(Task details)
Return all lines from the listing below in which the string "text" occurs.

++++

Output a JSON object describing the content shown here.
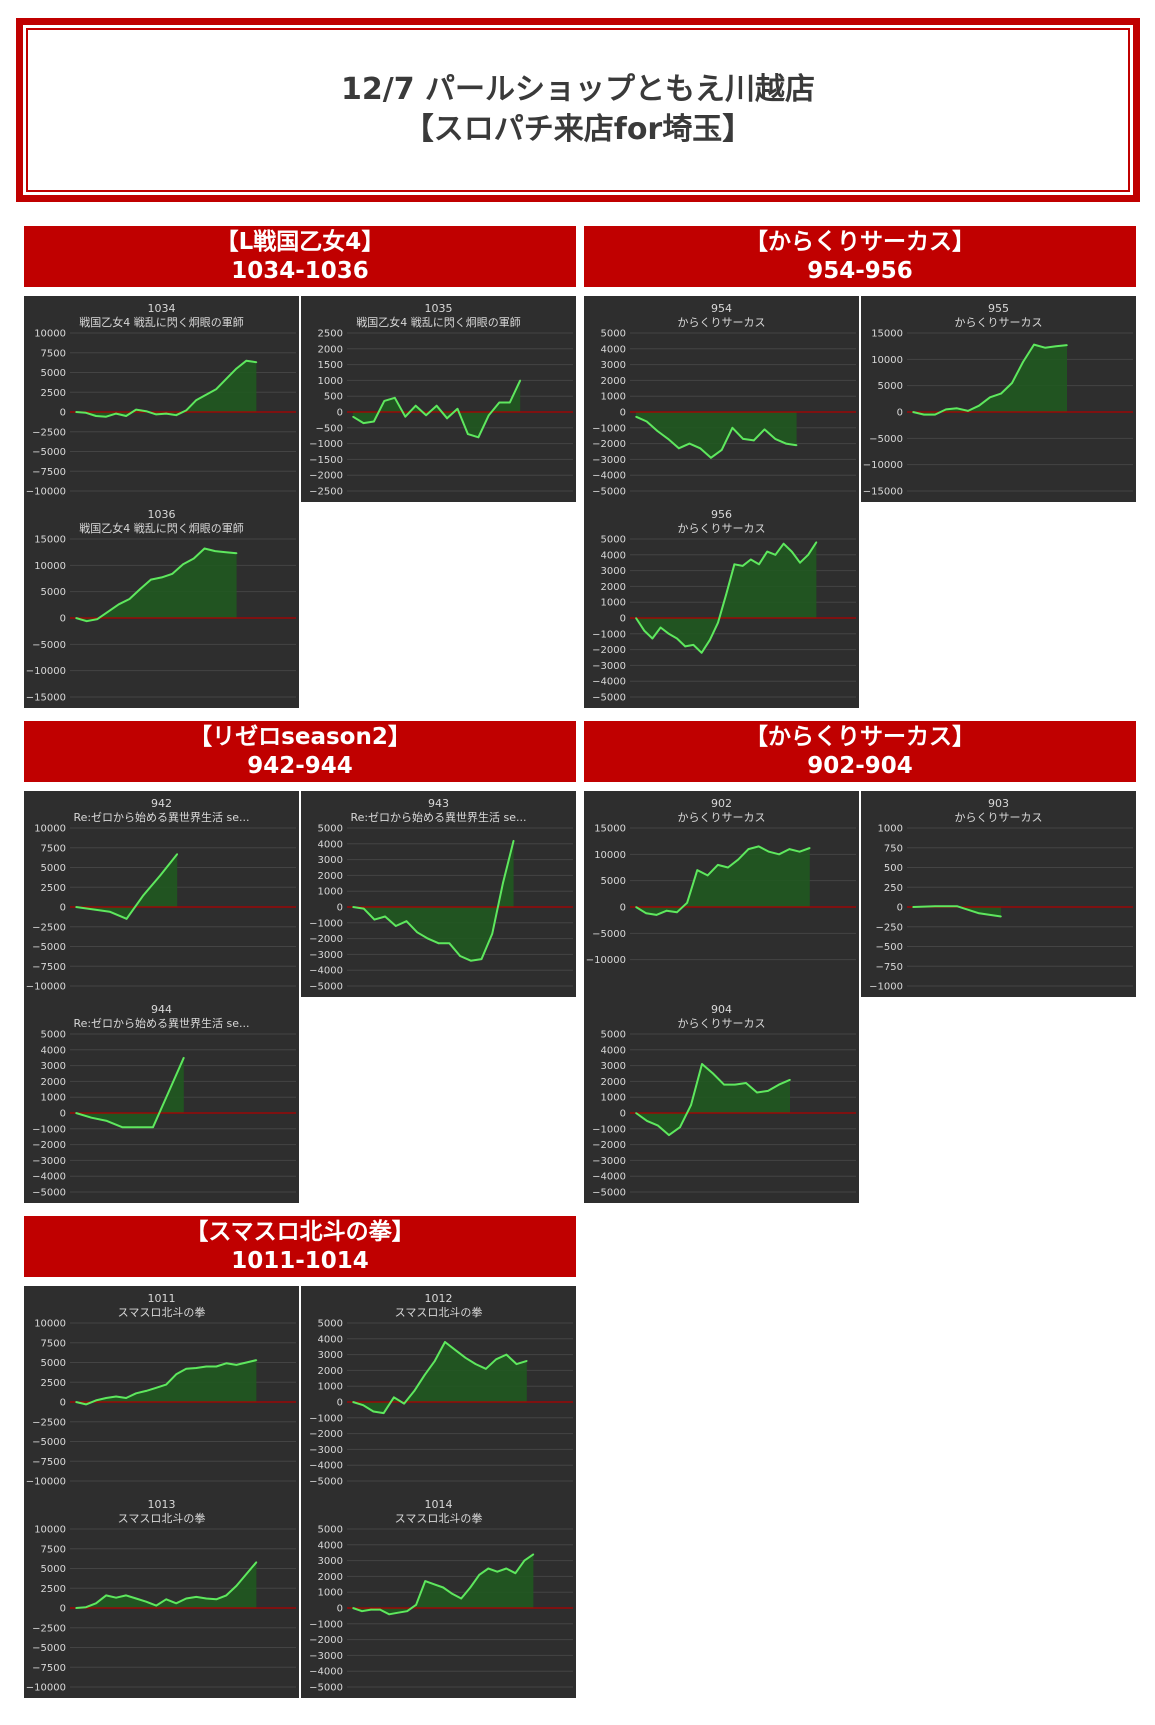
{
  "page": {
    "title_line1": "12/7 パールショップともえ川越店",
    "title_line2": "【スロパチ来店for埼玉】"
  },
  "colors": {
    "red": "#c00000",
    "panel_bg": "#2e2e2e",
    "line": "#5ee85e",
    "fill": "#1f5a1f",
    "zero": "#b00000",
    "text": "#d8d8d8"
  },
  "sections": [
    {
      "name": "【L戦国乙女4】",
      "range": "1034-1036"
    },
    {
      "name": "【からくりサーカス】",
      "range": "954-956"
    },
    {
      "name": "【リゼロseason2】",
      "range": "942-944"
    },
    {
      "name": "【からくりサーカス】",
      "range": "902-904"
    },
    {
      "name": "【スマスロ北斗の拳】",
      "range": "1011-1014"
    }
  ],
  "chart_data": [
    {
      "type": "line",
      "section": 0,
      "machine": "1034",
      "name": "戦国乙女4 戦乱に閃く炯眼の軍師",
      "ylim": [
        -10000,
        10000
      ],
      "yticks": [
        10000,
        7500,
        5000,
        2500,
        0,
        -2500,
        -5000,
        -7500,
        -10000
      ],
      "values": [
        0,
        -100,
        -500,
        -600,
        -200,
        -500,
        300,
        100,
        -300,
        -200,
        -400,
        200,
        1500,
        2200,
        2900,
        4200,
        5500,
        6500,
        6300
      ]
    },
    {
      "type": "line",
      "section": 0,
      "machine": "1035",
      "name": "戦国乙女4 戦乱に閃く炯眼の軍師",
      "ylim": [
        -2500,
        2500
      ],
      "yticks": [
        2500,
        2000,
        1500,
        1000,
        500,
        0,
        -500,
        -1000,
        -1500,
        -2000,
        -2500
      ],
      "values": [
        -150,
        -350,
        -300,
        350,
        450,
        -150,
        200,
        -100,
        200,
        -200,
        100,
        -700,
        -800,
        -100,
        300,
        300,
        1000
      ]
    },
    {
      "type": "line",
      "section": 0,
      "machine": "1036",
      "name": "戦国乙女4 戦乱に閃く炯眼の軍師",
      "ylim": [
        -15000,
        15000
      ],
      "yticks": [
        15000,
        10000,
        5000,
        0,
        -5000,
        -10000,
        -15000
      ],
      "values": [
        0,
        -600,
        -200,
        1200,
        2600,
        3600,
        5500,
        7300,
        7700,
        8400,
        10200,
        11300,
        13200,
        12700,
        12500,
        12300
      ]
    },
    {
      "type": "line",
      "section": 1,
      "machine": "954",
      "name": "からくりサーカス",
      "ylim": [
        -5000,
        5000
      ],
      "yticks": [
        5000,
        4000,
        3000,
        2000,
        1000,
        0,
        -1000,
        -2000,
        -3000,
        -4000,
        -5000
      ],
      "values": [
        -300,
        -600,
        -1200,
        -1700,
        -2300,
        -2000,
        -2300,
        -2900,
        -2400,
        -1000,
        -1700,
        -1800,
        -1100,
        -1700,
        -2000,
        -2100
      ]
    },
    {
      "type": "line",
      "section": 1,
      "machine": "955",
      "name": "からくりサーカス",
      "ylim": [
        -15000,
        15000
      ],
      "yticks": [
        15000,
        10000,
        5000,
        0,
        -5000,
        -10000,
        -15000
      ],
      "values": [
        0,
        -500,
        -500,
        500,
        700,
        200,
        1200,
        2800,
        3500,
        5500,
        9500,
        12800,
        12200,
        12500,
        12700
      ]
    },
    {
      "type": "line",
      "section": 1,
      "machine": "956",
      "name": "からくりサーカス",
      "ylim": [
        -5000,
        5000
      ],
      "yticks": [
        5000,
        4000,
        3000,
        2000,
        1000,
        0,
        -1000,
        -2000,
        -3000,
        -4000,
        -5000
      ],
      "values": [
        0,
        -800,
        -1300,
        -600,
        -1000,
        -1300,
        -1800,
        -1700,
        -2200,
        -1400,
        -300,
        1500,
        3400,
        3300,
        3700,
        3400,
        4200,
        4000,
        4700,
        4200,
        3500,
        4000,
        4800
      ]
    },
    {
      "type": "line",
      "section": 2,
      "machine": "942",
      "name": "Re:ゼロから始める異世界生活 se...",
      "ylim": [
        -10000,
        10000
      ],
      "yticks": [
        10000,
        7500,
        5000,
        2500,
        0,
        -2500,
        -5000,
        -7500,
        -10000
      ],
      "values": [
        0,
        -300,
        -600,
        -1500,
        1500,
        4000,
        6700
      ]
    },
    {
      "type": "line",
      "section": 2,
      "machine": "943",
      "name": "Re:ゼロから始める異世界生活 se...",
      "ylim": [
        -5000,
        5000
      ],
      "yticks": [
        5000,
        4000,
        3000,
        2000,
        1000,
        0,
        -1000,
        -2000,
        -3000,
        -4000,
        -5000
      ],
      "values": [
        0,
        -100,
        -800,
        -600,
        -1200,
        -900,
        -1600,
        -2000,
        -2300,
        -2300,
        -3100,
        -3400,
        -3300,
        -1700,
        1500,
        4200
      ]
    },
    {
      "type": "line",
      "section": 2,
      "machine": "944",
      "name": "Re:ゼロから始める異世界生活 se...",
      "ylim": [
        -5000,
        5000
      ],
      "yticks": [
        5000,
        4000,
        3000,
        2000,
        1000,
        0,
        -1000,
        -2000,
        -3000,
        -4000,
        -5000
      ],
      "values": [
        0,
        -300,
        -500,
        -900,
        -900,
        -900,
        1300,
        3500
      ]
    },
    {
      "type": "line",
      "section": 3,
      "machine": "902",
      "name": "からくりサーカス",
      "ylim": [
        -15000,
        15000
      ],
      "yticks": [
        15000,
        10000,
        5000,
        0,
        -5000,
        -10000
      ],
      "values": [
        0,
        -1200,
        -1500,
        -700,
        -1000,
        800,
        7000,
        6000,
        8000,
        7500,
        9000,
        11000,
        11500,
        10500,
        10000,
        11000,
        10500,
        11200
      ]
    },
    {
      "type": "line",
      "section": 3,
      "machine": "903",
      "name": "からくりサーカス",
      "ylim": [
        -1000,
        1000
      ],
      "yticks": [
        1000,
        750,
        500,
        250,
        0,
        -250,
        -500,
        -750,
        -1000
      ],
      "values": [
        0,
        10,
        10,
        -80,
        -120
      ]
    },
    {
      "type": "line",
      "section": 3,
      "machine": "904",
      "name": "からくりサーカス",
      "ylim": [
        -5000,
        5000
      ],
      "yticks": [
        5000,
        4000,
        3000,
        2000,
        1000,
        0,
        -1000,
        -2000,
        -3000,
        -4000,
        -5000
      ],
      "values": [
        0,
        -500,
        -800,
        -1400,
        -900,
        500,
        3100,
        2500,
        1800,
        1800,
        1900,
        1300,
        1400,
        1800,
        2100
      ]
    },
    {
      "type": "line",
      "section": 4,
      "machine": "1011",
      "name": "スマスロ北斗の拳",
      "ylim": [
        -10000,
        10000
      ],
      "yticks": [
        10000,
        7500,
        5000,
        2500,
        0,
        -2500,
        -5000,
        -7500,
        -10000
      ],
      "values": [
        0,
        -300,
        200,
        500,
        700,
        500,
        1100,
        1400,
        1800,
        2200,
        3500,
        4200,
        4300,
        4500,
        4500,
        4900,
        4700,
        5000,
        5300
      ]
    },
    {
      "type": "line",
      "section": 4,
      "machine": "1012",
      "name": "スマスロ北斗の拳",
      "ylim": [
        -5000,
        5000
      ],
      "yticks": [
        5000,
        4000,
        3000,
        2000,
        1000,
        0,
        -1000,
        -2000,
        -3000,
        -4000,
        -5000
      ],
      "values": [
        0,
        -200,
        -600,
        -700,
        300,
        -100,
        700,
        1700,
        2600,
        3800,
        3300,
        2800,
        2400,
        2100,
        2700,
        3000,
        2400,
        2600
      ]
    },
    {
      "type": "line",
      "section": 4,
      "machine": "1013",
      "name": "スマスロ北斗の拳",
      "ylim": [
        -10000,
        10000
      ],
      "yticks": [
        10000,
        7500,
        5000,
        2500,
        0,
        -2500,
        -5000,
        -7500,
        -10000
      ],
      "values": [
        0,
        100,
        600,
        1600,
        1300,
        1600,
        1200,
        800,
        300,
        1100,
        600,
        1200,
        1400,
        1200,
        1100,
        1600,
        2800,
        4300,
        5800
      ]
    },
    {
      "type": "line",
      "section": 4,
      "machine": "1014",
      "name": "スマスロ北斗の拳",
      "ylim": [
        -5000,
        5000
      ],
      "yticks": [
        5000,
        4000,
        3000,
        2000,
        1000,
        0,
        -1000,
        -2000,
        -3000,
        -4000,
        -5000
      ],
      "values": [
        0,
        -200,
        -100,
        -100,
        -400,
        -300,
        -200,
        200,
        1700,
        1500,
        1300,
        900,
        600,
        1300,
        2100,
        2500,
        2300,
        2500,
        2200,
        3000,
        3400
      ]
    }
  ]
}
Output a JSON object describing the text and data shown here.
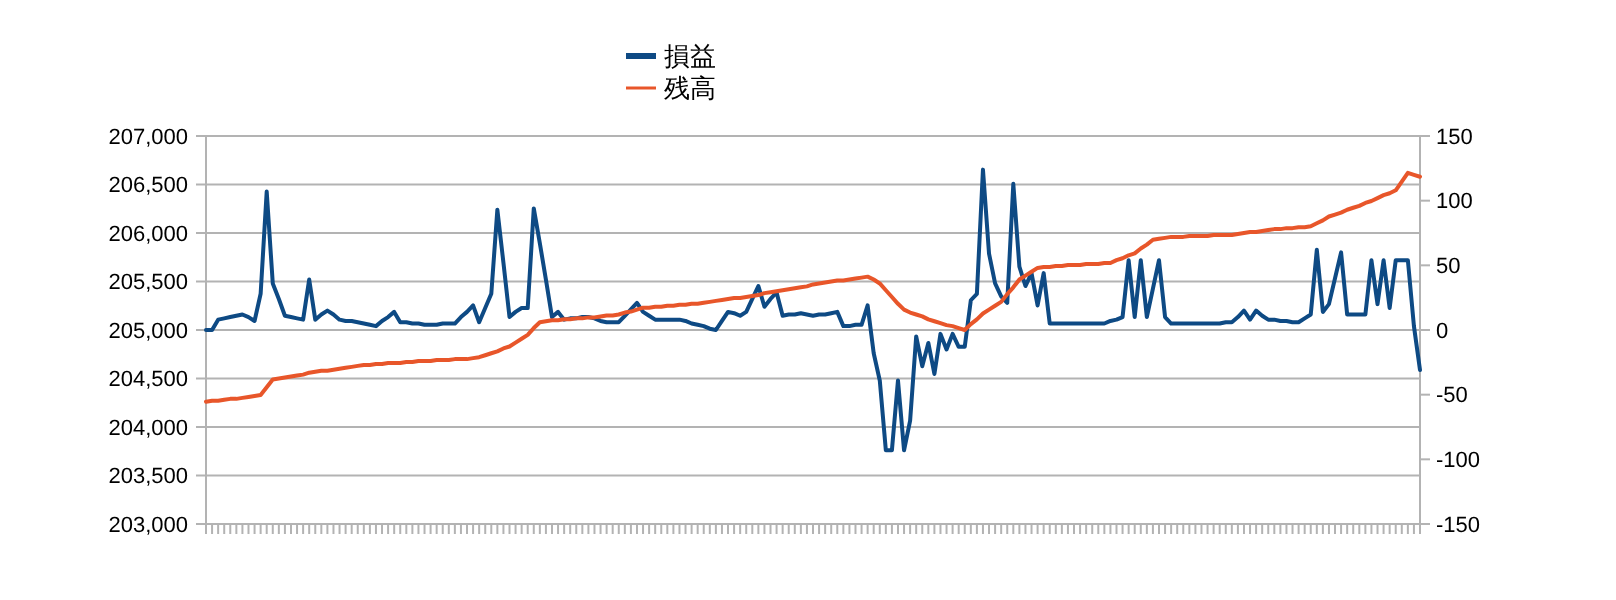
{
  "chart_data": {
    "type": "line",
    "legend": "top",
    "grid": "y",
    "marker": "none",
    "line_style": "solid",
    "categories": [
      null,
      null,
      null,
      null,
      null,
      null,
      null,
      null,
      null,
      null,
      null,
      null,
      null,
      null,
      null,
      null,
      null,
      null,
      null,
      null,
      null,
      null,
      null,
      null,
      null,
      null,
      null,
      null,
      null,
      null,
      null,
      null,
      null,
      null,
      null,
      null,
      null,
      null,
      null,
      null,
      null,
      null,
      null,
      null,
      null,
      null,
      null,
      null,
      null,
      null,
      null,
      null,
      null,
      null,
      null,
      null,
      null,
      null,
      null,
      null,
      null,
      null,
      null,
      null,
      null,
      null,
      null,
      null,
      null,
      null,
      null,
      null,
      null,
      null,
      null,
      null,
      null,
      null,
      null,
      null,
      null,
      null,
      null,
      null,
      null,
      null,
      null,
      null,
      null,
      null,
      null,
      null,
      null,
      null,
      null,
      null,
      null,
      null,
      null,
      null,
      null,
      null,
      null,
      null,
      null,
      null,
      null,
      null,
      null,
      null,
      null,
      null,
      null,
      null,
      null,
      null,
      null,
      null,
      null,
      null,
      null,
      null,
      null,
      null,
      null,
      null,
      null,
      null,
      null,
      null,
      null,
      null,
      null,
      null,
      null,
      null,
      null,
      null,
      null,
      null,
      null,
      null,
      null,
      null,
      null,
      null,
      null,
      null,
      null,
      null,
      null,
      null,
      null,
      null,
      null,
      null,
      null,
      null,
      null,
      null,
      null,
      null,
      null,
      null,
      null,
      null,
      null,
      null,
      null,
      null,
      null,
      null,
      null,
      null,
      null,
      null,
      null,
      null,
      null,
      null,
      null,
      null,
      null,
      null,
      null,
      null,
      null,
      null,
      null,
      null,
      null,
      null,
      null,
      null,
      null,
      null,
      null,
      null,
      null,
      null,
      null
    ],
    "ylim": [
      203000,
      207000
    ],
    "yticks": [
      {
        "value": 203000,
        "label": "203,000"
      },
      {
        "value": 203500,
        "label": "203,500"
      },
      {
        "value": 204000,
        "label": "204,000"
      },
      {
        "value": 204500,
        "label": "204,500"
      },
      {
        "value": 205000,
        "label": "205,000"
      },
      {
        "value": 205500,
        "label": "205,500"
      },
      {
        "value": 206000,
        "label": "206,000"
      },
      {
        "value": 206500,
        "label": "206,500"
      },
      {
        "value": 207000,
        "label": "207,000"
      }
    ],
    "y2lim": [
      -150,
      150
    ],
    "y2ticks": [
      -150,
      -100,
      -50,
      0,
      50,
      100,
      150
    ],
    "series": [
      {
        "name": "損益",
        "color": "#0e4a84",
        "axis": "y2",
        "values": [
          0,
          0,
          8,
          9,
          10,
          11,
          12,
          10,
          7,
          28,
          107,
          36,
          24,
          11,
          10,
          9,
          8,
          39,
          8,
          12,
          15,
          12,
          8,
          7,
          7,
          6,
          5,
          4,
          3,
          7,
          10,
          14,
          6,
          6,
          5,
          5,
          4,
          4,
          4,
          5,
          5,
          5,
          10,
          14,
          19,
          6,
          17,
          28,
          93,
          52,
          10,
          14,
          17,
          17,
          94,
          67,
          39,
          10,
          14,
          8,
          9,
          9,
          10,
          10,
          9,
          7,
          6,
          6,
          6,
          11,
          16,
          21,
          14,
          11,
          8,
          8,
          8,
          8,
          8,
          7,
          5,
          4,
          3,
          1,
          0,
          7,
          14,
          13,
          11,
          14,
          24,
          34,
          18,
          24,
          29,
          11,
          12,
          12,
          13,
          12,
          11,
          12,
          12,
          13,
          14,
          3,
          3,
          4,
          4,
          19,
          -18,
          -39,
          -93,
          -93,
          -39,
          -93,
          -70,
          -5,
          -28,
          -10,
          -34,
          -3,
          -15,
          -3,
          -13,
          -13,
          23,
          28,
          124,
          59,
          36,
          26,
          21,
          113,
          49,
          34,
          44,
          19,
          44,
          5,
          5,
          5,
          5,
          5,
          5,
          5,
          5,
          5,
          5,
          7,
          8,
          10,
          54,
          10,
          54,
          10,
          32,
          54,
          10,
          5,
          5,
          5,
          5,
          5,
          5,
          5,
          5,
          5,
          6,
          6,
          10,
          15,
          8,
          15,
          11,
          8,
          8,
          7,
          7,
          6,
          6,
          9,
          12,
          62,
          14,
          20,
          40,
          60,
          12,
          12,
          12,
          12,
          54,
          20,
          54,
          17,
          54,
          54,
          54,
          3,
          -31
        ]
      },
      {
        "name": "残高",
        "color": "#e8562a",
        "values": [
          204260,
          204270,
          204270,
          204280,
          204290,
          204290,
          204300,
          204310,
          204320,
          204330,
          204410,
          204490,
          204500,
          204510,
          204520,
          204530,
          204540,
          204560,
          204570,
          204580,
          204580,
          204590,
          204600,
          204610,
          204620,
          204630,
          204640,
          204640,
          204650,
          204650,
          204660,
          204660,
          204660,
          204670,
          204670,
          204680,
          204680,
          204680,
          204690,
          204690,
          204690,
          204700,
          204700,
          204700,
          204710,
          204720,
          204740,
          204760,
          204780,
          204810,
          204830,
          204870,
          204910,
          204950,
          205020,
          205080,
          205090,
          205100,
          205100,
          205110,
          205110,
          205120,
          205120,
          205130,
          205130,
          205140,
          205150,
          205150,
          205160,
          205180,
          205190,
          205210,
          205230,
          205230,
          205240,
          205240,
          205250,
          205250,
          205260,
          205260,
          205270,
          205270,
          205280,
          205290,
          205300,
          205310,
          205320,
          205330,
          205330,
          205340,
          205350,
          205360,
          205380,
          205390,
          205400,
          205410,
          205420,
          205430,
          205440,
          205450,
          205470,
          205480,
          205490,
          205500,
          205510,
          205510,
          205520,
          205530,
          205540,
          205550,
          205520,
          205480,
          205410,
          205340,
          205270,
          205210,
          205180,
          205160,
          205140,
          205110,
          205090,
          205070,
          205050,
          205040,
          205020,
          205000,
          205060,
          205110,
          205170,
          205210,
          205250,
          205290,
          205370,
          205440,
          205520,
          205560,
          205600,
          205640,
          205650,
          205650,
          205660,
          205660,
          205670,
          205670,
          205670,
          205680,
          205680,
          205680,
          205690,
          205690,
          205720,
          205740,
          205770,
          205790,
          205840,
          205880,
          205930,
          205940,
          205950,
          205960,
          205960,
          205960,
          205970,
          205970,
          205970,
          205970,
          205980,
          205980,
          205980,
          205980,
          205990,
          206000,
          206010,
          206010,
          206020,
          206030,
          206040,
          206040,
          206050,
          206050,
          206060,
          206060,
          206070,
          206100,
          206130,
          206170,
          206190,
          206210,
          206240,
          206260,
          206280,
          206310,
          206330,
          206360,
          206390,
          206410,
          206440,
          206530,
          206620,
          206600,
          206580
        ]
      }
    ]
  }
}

++++

(Worked solution)
    "text": "#d8d8d8"
Output a JSON object describing the text and data shown here.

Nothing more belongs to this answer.